Task description: Wherever the word "Date" shows up in a line, please copy that line.

Supplied records:
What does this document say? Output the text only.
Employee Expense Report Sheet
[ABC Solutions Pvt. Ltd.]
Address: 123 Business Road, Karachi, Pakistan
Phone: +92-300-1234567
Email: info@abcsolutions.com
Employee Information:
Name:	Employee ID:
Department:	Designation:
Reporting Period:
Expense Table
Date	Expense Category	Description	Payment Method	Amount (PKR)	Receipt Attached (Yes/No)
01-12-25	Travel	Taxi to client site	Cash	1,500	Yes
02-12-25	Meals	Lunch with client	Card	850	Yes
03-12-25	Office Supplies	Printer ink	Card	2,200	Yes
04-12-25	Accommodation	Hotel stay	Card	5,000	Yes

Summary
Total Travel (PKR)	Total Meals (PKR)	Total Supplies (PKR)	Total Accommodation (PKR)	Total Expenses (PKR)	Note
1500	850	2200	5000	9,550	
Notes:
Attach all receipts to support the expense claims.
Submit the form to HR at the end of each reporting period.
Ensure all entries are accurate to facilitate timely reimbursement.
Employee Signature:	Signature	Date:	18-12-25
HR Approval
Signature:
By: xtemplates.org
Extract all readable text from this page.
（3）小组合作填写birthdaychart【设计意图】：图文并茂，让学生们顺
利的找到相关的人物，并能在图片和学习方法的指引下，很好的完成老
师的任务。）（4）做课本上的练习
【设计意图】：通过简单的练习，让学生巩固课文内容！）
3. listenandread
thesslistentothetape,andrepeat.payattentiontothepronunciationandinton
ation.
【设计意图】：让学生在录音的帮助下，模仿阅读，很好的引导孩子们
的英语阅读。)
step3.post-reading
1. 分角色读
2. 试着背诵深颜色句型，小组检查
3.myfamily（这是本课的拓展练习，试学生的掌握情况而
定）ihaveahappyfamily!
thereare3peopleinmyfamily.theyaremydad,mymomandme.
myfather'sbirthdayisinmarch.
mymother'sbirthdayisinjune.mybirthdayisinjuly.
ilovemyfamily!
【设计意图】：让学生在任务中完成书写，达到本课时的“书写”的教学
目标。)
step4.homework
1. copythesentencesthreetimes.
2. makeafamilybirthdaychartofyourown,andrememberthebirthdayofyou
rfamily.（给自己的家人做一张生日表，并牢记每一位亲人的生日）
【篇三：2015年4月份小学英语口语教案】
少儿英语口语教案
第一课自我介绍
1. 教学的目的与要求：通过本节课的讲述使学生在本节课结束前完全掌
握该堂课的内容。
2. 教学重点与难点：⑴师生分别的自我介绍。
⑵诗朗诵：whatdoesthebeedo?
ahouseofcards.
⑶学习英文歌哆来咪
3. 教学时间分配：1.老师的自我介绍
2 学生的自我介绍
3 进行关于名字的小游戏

Response to the exercise:
Date	Expense Category	Description	Payment Method	Amount (PKR)	Receipt Attached (Yes/No)
Employee Signature:	Signature	Date:	18-12-25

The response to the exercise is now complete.